[Saved entries]
....

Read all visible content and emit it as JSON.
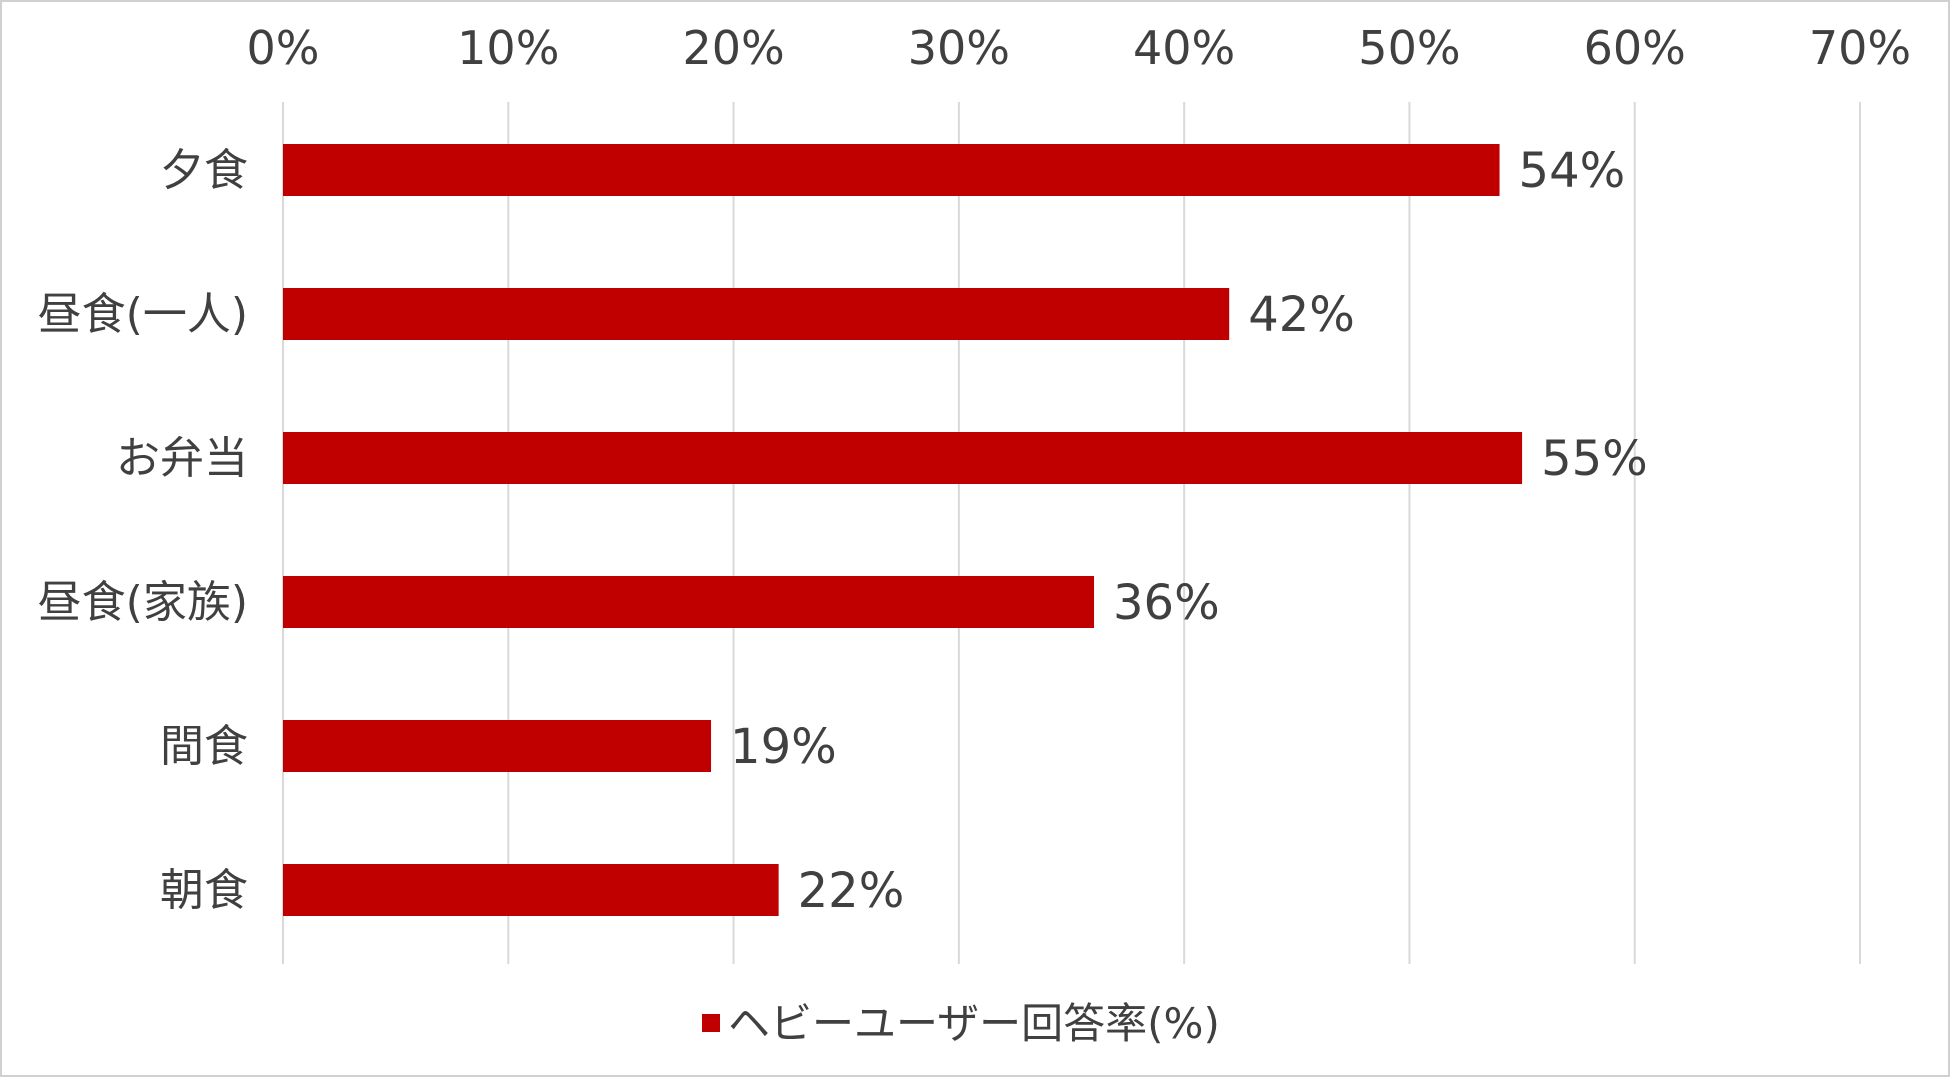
{
  "chart_data": {
    "type": "bar",
    "orientation": "horizontal",
    "title": "",
    "xlabel": "",
    "ylabel": "",
    "categories": [
      "夕食",
      "昼食(一人)",
      "お弁当",
      "昼食(家族)",
      "間食",
      "朝食"
    ],
    "series": [
      {
        "name": "ヘビーユーザー回答率(%)",
        "values": [
          54,
          42,
          55,
          36,
          19,
          22
        ],
        "labels": [
          "54%",
          "42%",
          "55%",
          "36%",
          "19%",
          "22%"
        ],
        "color": "#c00000"
      }
    ],
    "xlim": [
      0,
      70
    ],
    "x_ticks": [
      0,
      10,
      20,
      30,
      40,
      50,
      60,
      70
    ],
    "x_tick_labels": [
      "0%",
      "10%",
      "20%",
      "30%",
      "40%",
      "50%",
      "60%",
      "70%"
    ],
    "x_axis_position": "top",
    "grid": true,
    "legend_position": "bottom"
  }
}
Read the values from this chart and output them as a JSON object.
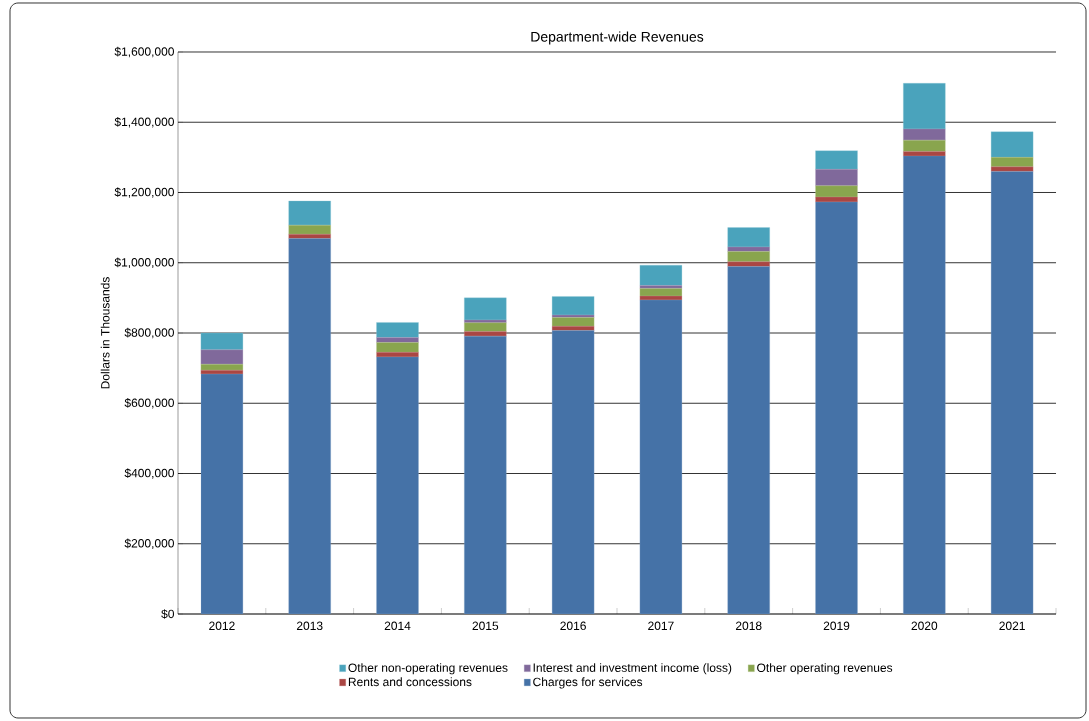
{
  "chart_data": {
    "type": "bar",
    "stacked": true,
    "title": "Department-wide  Revenues",
    "ylabel": "Dollars in Thousands",
    "categories": [
      "2012",
      "2013",
      "2014",
      "2015",
      "2016",
      "2017",
      "2018",
      "2019",
      "2020",
      "2021"
    ],
    "series": [
      {
        "name": "Charges for services",
        "color": "#4572a7",
        "values": [
          683000,
          1069000,
          732000,
          791000,
          807000,
          894000,
          989000,
          1173000,
          1304000,
          1260000
        ]
      },
      {
        "name": "Rents and concessions",
        "color": "#aa4643",
        "values": [
          11000,
          12000,
          13000,
          13000,
          12000,
          11000,
          14000,
          14000,
          13000,
          13000
        ]
      },
      {
        "name": "Other operating revenues",
        "color": "#89a54e",
        "values": [
          17000,
          26000,
          28000,
          25000,
          25000,
          22000,
          29000,
          32000,
          32000,
          27000
        ]
      },
      {
        "name": "Interest and investment income (loss)",
        "color": "#80699b",
        "values": [
          41000,
          0,
          14000,
          8000,
          7000,
          8000,
          13000,
          47000,
          32000,
          0
        ]
      },
      {
        "name": "Other non-operating revenues",
        "color": "#4aa3bc",
        "values": [
          48000,
          69000,
          43000,
          63000,
          53000,
          58000,
          55000,
          53000,
          130000,
          73000
        ]
      }
    ],
    "ylim": [
      0,
      1600000
    ],
    "yticks": [
      {
        "value": 0,
        "label": "$0"
      },
      {
        "value": 200000,
        "label": "$200,000"
      },
      {
        "value": 400000,
        "label": "$400,000"
      },
      {
        "value": 600000,
        "label": "$600,000"
      },
      {
        "value": 800000,
        "label": "$800,000"
      },
      {
        "value": 1000000,
        "label": "$1,000,000"
      },
      {
        "value": 1200000,
        "label": "$1,200,000"
      },
      {
        "value": 1400000,
        "label": "$1,400,000"
      },
      {
        "value": 1600000,
        "label": "$1,600,000"
      }
    ],
    "grid": "y",
    "legend": "bottom"
  }
}
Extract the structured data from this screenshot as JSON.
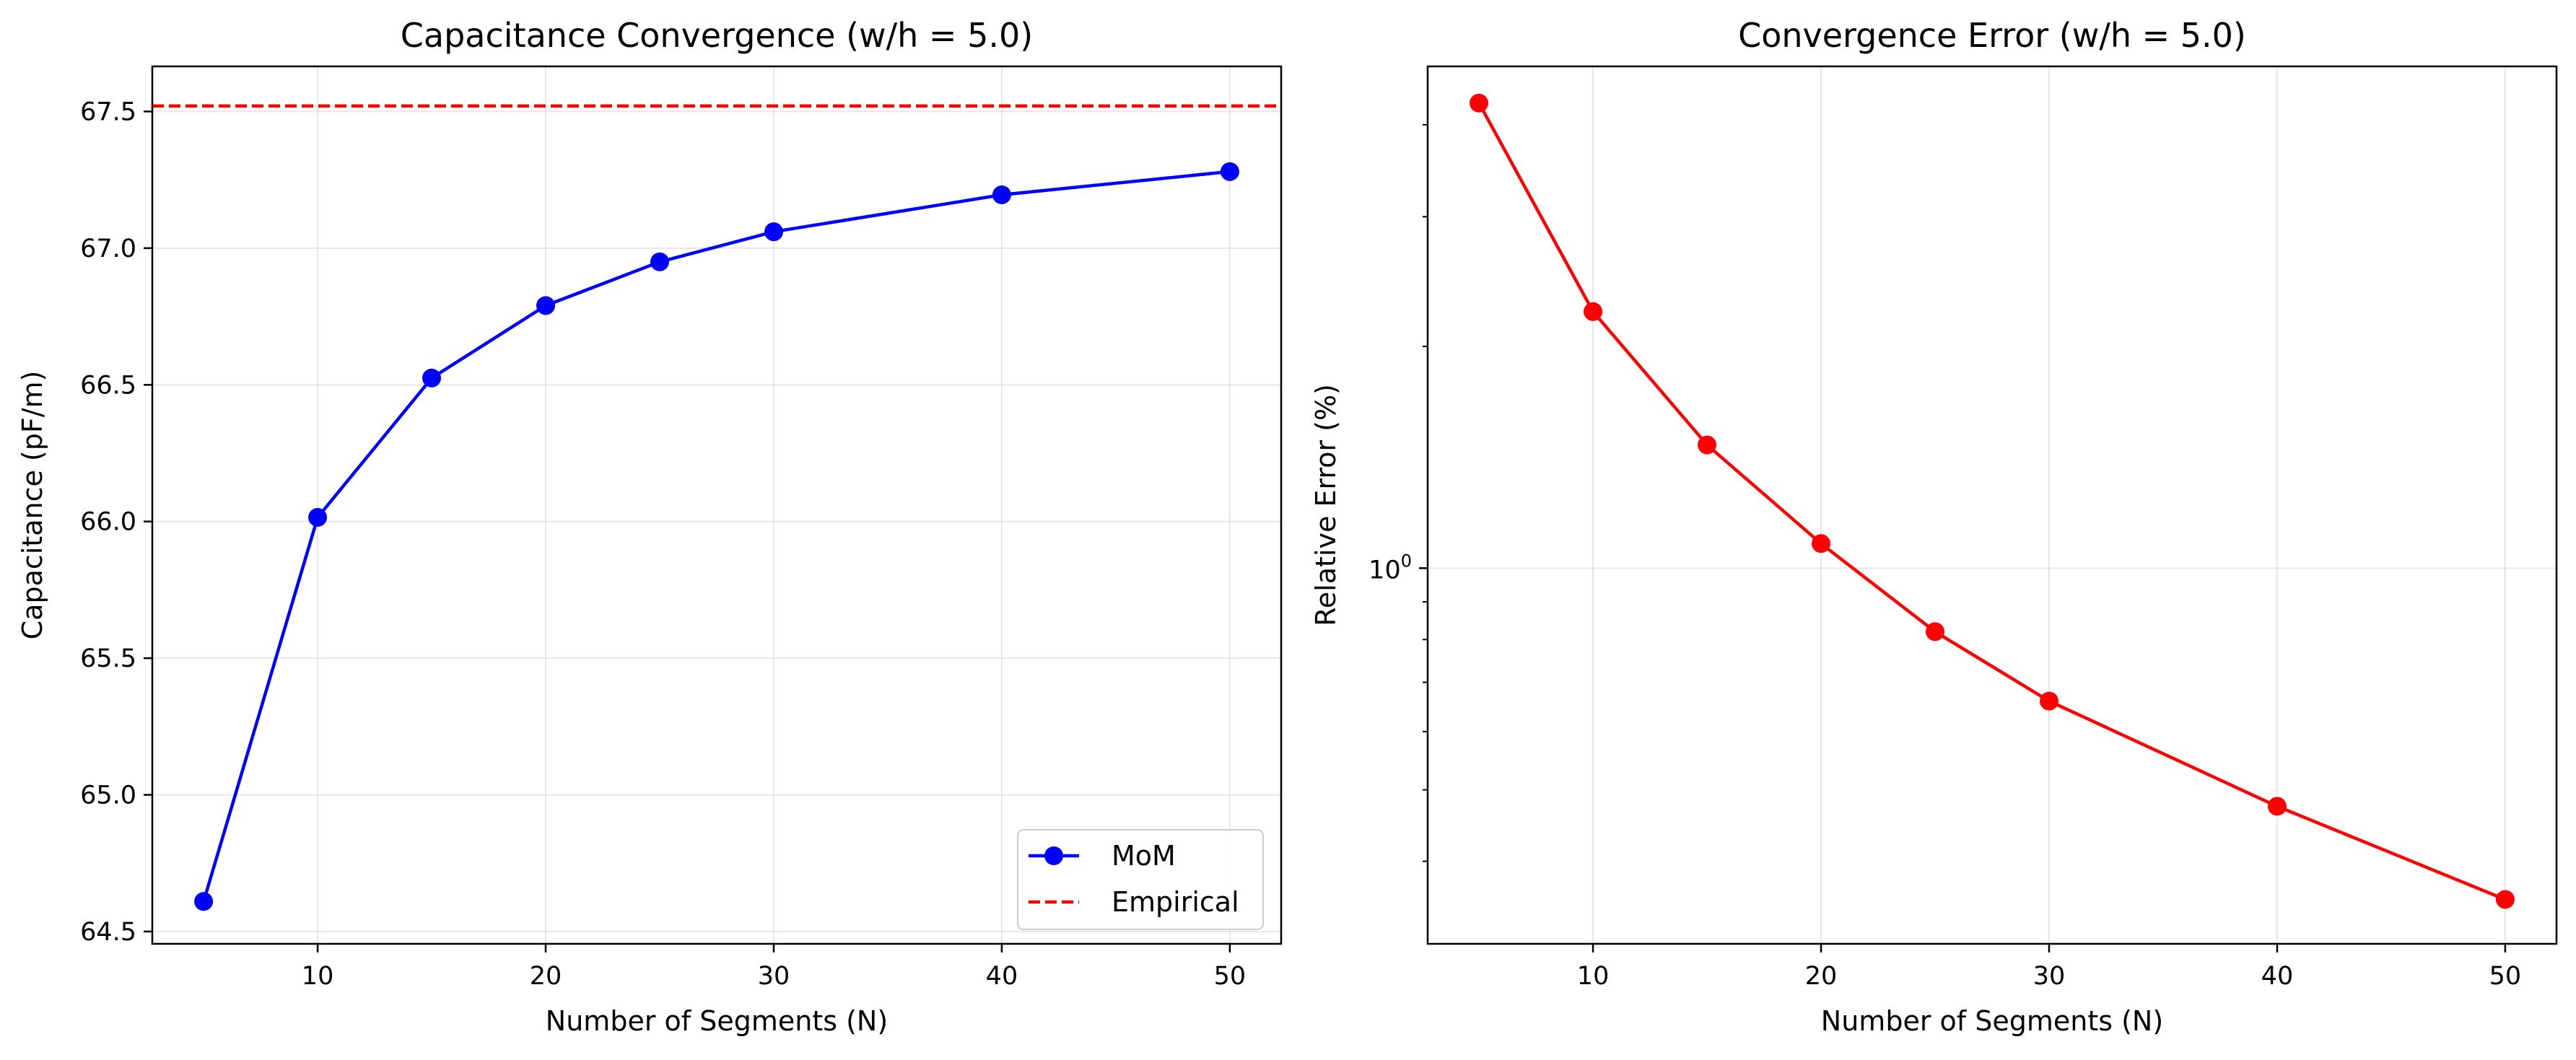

....

REQUIREMENTS> Look through the data and gather every line with the string "Other" in it.

COMPLETED TASK>
        "name": "Other operating revenues",
        "name": "Other non-operating revenues",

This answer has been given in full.